-- begin Record excerpts --
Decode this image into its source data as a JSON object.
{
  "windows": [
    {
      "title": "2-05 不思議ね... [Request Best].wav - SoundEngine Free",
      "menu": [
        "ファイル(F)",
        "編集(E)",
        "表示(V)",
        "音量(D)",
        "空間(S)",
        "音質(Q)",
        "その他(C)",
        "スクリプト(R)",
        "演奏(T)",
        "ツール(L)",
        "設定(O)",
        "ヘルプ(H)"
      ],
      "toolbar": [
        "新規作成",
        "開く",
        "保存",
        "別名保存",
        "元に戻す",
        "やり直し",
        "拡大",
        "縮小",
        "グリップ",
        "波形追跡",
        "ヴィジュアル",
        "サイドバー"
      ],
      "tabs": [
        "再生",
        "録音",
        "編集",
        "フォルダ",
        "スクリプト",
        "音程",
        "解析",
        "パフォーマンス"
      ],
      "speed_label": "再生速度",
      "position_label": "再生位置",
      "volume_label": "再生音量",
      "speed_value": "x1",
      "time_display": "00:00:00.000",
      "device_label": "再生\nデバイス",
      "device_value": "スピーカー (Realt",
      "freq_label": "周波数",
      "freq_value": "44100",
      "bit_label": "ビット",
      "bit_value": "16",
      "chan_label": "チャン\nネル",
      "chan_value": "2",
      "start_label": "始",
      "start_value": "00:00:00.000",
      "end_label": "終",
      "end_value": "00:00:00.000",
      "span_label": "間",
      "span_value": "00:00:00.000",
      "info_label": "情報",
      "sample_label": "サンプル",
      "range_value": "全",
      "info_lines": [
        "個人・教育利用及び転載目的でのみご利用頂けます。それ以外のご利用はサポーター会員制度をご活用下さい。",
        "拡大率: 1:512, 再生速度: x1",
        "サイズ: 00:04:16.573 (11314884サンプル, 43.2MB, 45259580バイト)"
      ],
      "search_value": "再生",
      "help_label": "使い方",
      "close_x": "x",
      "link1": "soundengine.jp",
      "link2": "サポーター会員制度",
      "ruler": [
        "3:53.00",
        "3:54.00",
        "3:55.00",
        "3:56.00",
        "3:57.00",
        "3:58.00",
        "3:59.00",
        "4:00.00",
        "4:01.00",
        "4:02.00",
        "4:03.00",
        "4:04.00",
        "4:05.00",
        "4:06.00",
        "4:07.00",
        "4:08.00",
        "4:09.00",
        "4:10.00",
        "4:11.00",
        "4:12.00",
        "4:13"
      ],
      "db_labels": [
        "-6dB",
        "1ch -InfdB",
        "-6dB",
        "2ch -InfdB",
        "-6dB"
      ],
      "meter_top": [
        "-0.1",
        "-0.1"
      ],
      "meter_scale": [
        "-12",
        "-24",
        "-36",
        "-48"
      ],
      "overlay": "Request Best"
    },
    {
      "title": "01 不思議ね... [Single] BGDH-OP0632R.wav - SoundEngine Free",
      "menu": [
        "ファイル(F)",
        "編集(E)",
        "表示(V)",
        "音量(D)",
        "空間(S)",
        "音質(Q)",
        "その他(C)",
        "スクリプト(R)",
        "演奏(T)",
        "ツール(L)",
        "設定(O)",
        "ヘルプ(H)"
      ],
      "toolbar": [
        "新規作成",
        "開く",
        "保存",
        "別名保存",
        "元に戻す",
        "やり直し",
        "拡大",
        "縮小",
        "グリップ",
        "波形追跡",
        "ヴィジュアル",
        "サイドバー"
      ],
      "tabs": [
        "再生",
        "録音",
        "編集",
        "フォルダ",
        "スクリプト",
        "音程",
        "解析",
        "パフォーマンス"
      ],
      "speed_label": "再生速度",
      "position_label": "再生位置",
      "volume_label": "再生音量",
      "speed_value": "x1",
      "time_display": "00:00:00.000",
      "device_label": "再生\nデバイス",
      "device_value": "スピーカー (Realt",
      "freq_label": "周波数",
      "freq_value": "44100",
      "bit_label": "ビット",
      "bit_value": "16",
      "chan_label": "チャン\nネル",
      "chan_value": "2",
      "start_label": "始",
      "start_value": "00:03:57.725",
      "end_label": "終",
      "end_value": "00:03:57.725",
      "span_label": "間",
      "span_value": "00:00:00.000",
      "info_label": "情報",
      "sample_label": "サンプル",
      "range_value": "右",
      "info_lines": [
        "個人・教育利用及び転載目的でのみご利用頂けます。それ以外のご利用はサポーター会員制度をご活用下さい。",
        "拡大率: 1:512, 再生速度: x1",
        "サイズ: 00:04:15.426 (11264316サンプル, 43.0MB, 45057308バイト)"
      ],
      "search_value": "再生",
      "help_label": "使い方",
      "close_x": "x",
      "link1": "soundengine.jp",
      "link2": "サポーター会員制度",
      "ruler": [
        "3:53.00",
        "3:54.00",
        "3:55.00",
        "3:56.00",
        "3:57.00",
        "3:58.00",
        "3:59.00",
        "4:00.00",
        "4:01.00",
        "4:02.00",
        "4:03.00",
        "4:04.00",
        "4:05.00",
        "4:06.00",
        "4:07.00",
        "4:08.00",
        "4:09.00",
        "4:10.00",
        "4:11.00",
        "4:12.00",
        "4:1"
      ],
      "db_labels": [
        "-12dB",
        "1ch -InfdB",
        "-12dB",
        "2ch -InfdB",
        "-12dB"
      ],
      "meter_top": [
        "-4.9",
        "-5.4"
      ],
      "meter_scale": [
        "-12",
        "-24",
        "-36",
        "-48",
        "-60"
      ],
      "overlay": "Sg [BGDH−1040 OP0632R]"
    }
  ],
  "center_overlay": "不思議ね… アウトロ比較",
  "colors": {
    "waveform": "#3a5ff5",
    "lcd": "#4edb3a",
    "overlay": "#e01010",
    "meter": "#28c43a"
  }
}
-- end Record excerpts --
Goal of the exercise
The records above must be output exactly, in full.

Reply to the task
Decode this image into its source data as a JSON object.
{
  "windows": [
    {
      "title": "2-05 不思議ね... [Request Best].wav - SoundEngine Free",
      "menu": [
        "ファイル(F)",
        "編集(E)",
        "表示(V)",
        "音量(D)",
        "空間(S)",
        "音質(Q)",
        "その他(C)",
        "スクリプト(R)",
        "演奏(T)",
        "ツール(L)",
        "設定(O)",
        "ヘルプ(H)"
      ],
      "toolbar": [
        "新規作成",
        "開く",
        "保存",
        "別名保存",
        "元に戻す",
        "やり直し",
        "拡大",
        "縮小",
        "グリップ",
        "波形追跡",
        "ヴィジュアル",
        "サイドバー"
      ],
      "tabs": [
        "再生",
        "録音",
        "編集",
        "フォルダ",
        "スクリプト",
        "音程",
        "解析",
        "パフォーマンス"
      ],
      "speed_label": "再生速度",
      "position_label": "再生位置",
      "volume_label": "再生音量",
      "speed_value": "x1",
      "time_display": "00:00:00.000",
      "device_label": "再生\nデバイス",
      "device_value": "スピーカー (Realt",
      "freq_label": "周波数",
      "freq_value": "44100",
      "bit_label": "ビット",
      "bit_value": "16",
      "chan_label": "チャン\nネル",
      "chan_value": "2",
      "start_label": "始",
      "start_value": "00:00:00.000",
      "end_label": "終",
      "end_value": "00:00:00.000",
      "span_label": "間",
      "span_value": "00:00:00.000",
      "info_label": "情報",
      "sample_label": "サンプル",
      "range_value": "全",
      "info_lines": [
        "個人・教育利用及び転載目的でのみご利用頂けます。それ以外のご利用はサポーター会員制度をご活用下さい。",
        "拡大率: 1:512, 再生速度: x1",
        "サイズ: 00:04:16.573 (11314884サンプル, 43.2MB, 45259580バイト)"
      ],
      "search_value": "再生",
      "help_label": "使い方",
      "close_x": "x",
      "link1": "soundengine.jp",
      "link2": "サポーター会員制度",
      "ruler": [
        "3:53.00",
        "3:54.00",
        "3:55.00",
        "3:56.00",
        "3:57.00",
        "3:58.00",
        "3:59.00",
        "4:00.00",
        "4:01.00",
        "4:02.00",
        "4:03.00",
        "4:04.00",
        "4:05.00",
        "4:06.00",
        "4:07.00",
        "4:08.00",
        "4:09.00",
        "4:10.00",
        "4:11.00",
        "4:12.00",
        "4:13"
      ],
      "db_labels": [
        "-6dB",
        "1ch -InfdB",
        "-6dB",
        "2ch -InfdB",
        "-6dB"
      ],
      "meter_top": [
        "-0.1",
        "-0.1"
      ],
      "meter_scale": [
        "-12",
        "-24",
        "-36",
        "-48"
      ],
      "overlay": "Request Best"
    },
    {
      "title": "01 不思議ね... [Single] BGDH-OP0632R.wav - SoundEngine Free",
      "menu": [
        "ファイル(F)",
        "編集(E)",
        "表示(V)",
        "音量(D)",
        "空間(S)",
        "音質(Q)",
        "その他(C)",
        "スクリプト(R)",
        "演奏(T)",
        "ツール(L)",
        "設定(O)",
        "ヘルプ(H)"
      ],
      "toolbar": [
        "新規作成",
        "開く",
        "保存",
        "別名保存",
        "元に戻す",
        "やり直し",
        "拡大",
        "縮小",
        "グリップ",
        "波形追跡",
        "ヴィジュアル",
        "サイドバー"
      ],
      "tabs": [
        "再生",
        "録音",
        "編集",
        "フォルダ",
        "スクリプト",
        "音程",
        "解析",
        "パフォーマンス"
      ],
      "speed_label": "再生速度",
      "position_label": "再生位置",
      "volume_label": "再生音量",
      "speed_value": "x1",
      "time_display": "00:00:00.000",
      "device_label": "再生\nデバイス",
      "device_value": "スピーカー (Realt",
      "freq_label": "周波数",
      "freq_value": "44100",
      "bit_label": "ビット",
      "bit_value": "16",
      "chan_label": "チャン\nネル",
      "chan_value": "2",
      "start_label": "始",
      "start_value": "00:03:57.725",
      "end_label": "終",
      "end_value": "00:03:57.725",
      "span_label": "間",
      "span_value": "00:00:00.000",
      "info_label": "情報",
      "sample_label": "サンプル",
      "range_value": "右",
      "info_lines": [
        "個人・教育利用及び転載目的でのみご利用頂けます。それ以外のご利用はサポーター会員制度をご活用下さい。",
        "拡大率: 1:512, 再生速度: x1",
        "サイズ: 00:04:15.426 (11264316サンプル, 43.0MB, 45057308バイト)"
      ],
      "search_value": "再生",
      "help_label": "使い方",
      "close_x": "x",
      "link1": "soundengine.jp",
      "link2": "サポーター会員制度",
      "ruler": [
        "3:53.00",
        "3:54.00",
        "3:55.00",
        "3:56.00",
        "3:57.00",
        "3:58.00",
        "3:59.00",
        "4:00.00",
        "4:01.00",
        "4:02.00",
        "4:03.00",
        "4:04.00",
        "4:05.00",
        "4:06.00",
        "4:07.00",
        "4:08.00",
        "4:09.00",
        "4:10.00",
        "4:11.00",
        "4:12.00",
        "4:1"
      ],
      "db_labels": [
        "-12dB",
        "1ch -InfdB",
        "-12dB",
        "2ch -InfdB",
        "-12dB"
      ],
      "meter_top": [
        "-4.9",
        "-5.4"
      ],
      "meter_scale": [
        "-12",
        "-24",
        "-36",
        "-48",
        "-60"
      ],
      "overlay": "Sg [BGDH−1040 OP0632R]"
    }
  ],
  "center_overlay": "不思議ね… アウトロ比較",
  "colors": {
    "waveform": "#3a5ff5",
    "lcd": "#4edb3a",
    "overlay": "#e01010",
    "meter": "#28c43a"
  }
}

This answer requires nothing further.